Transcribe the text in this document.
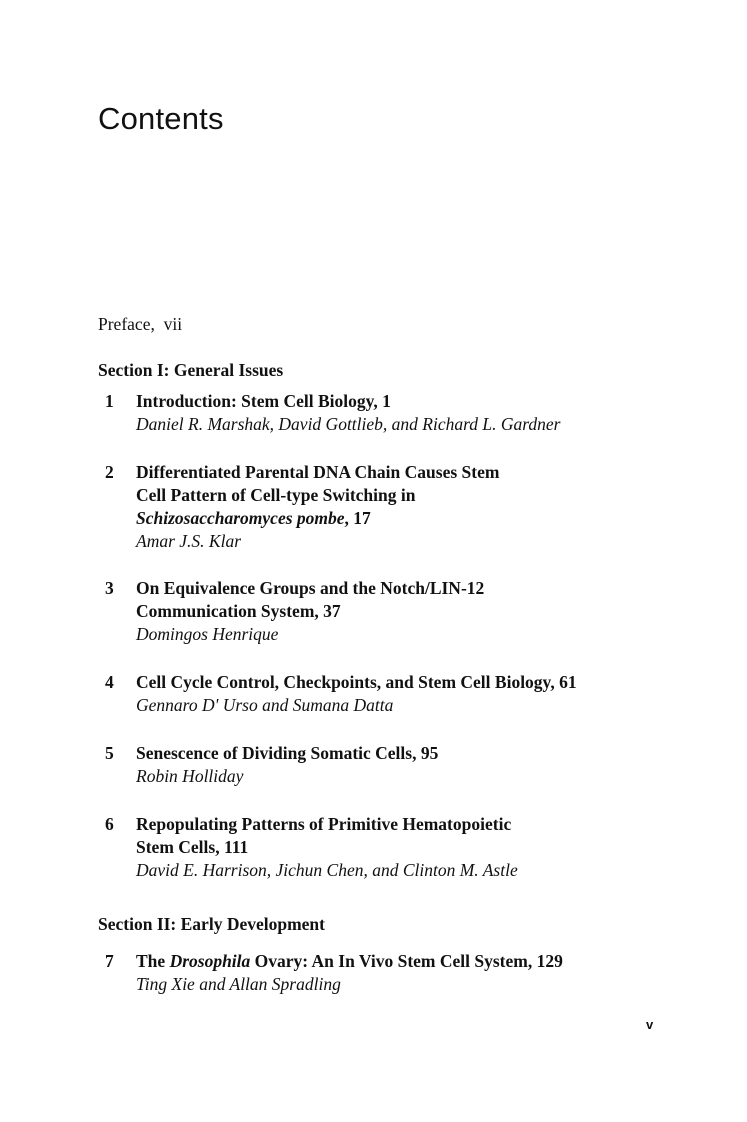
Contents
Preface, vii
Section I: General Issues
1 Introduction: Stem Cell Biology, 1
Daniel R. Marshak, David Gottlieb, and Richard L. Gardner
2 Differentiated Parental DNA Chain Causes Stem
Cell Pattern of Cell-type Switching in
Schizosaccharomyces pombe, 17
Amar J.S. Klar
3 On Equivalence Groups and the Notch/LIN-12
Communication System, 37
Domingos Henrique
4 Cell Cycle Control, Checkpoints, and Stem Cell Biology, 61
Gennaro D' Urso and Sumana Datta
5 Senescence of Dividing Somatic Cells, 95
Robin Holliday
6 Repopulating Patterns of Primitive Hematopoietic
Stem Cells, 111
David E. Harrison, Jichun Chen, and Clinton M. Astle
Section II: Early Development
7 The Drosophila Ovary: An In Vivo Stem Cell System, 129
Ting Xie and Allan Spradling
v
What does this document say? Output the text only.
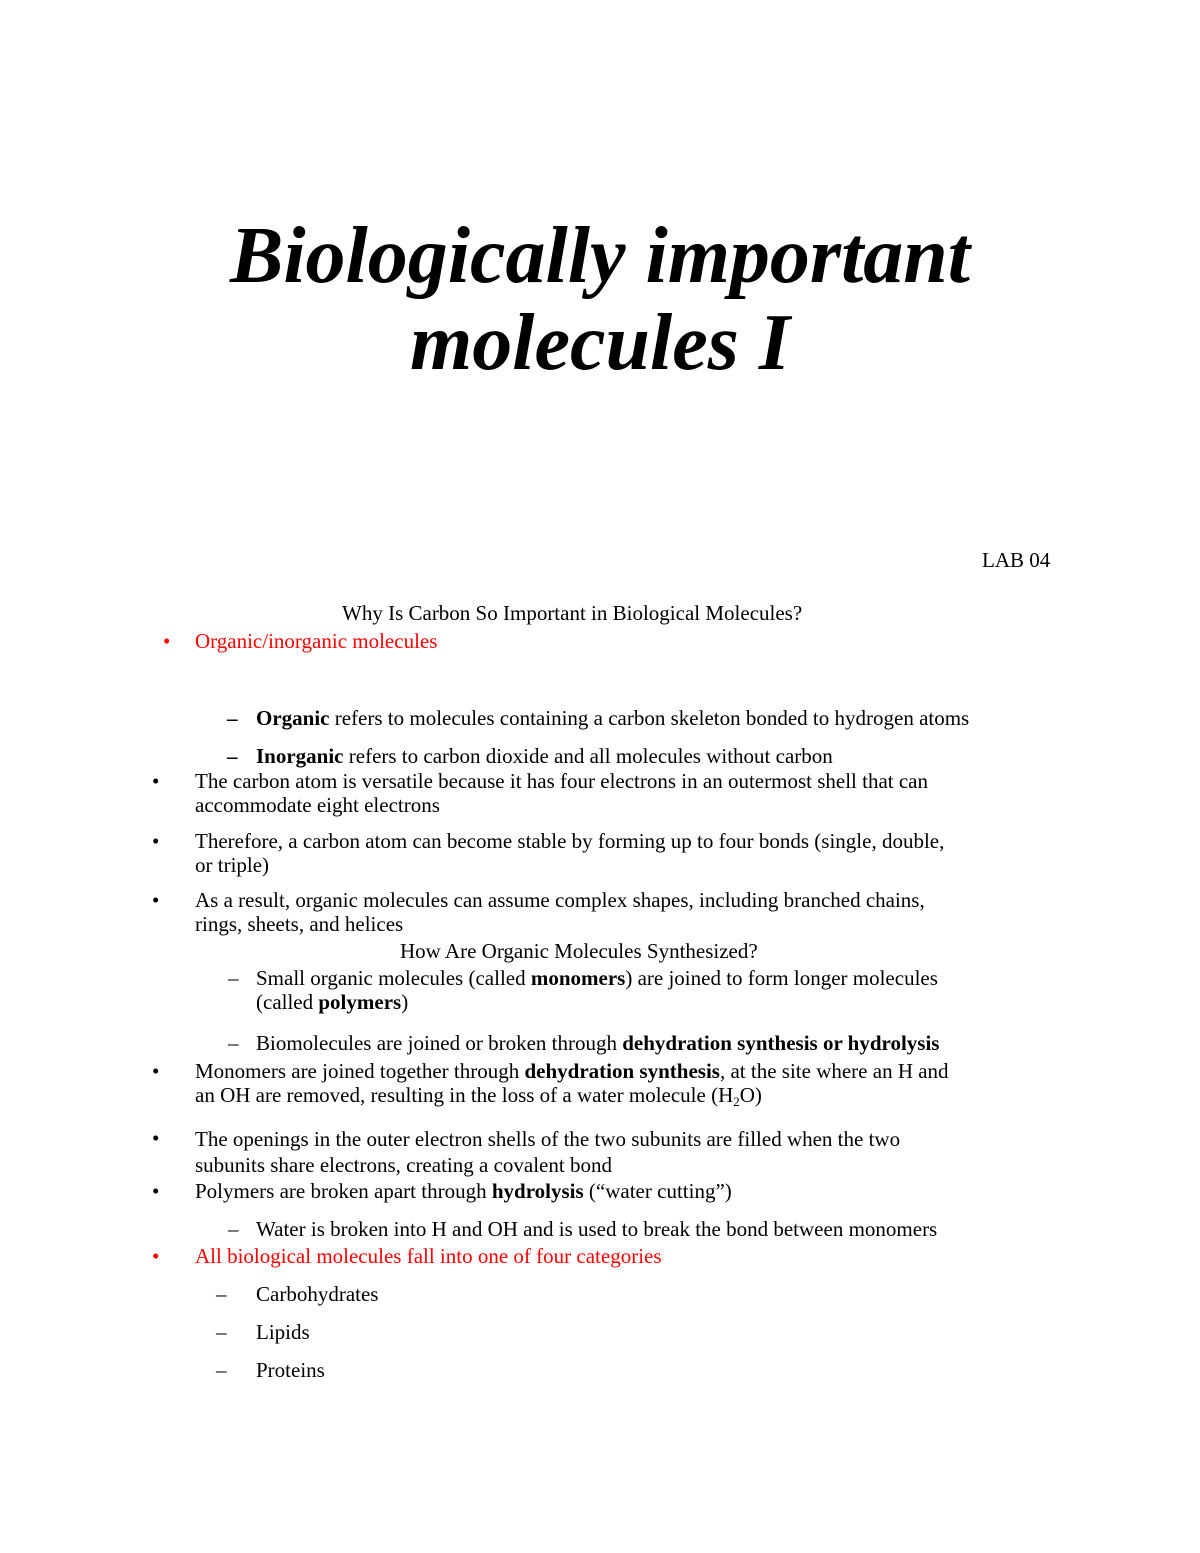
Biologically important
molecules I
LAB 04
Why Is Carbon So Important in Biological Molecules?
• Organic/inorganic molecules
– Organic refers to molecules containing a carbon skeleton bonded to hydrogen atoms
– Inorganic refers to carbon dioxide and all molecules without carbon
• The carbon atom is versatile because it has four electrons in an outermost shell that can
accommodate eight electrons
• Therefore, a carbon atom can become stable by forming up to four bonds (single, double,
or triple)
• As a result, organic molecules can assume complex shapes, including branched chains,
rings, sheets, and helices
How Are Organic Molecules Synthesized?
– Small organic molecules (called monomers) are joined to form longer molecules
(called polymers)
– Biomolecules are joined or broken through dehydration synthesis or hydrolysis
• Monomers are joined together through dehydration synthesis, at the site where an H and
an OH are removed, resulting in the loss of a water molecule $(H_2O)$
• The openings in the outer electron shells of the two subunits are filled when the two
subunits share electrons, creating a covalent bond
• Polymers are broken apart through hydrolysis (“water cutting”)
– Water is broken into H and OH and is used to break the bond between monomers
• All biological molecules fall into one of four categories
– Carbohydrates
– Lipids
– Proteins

• WHAT THIS TASK INVOLVES:
Identify the lines above with the word "text". Copy them.

• OUTPUT:
Transcribe the text in this document.
What does this document say? Output the text only.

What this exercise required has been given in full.